## What to produce
Read the data and repeat it in full, exactly.
[BEGIN Data for this exercise]
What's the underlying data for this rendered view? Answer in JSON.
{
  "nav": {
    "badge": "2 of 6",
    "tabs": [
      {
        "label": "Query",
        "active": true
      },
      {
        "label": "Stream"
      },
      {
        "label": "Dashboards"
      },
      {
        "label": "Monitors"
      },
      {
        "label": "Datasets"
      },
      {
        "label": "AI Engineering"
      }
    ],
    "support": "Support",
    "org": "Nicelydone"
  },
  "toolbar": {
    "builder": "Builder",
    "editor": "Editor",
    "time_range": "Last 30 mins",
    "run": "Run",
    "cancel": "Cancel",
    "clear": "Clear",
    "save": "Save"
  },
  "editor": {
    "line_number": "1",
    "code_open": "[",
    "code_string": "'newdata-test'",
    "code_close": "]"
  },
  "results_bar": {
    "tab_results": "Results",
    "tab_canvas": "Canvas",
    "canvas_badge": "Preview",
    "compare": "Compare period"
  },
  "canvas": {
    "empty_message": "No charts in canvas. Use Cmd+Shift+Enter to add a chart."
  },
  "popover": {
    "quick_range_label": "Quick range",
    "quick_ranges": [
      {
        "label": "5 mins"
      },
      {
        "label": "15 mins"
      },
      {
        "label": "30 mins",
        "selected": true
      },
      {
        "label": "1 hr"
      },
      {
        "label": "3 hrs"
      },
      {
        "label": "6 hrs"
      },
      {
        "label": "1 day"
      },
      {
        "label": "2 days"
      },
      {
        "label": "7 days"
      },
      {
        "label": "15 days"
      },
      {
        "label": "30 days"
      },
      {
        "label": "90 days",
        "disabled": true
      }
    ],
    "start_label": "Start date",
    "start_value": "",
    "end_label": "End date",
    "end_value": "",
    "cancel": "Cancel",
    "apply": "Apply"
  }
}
[END Data for this exercise]
## Worked answer
What's the underlying data for this rendered view? Answer in JSON.
{
  "nav": {
    "badge": "2 of 6",
    "tabs": [
      {
        "label": "Query",
        "active": true
      },
      {
        "label": "Stream"
      },
      {
        "label": "Dashboards"
      },
      {
        "label": "Monitors"
      },
      {
        "label": "Datasets"
      },
      {
        "label": "AI Engineering"
      }
    ],
    "support": "Support",
    "org": "Nicelydone"
  },
  "toolbar": {
    "builder": "Builder",
    "editor": "Editor",
    "time_range": "Last 30 mins",
    "run": "Run",
    "cancel": "Cancel",
    "clear": "Clear",
    "save": "Save"
  },
  "editor": {
    "line_number": "1",
    "code_open": "[",
    "code_string": "'newdata-test'",
    "code_close": "]"
  },
  "results_bar": {
    "tab_results": "Results",
    "tab_canvas": "Canvas",
    "canvas_badge": "Preview",
    "compare": "Compare period"
  },
  "canvas": {
    "empty_message": "No charts in canvas. Use Cmd+Shift+Enter to add a chart."
  },
  "popover": {
    "quick_range_label": "Quick range",
    "quick_ranges": [
      {
        "label": "5 mins"
      },
      {
        "label": "15 mins"
      },
      {
        "label": "30 mins",
        "selected": true
      },
      {
        "label": "1 hr"
      },
      {
        "label": "3 hrs"
      },
      {
        "label": "6 hrs"
      },
      {
        "label": "1 day"
      },
      {
        "label": "2 days"
      },
      {
        "label": "7 days"
      },
      {
        "label": "15 days"
      },
      {
        "label": "30 days"
      },
      {
        "label": "90 days",
        "disabled": true
      }
    ],
    "start_label": "Start date",
    "start_value": "",
    "end_label": "End date",
    "end_value": "",
    "cancel": "Cancel",
    "apply": "Apply"
  }
}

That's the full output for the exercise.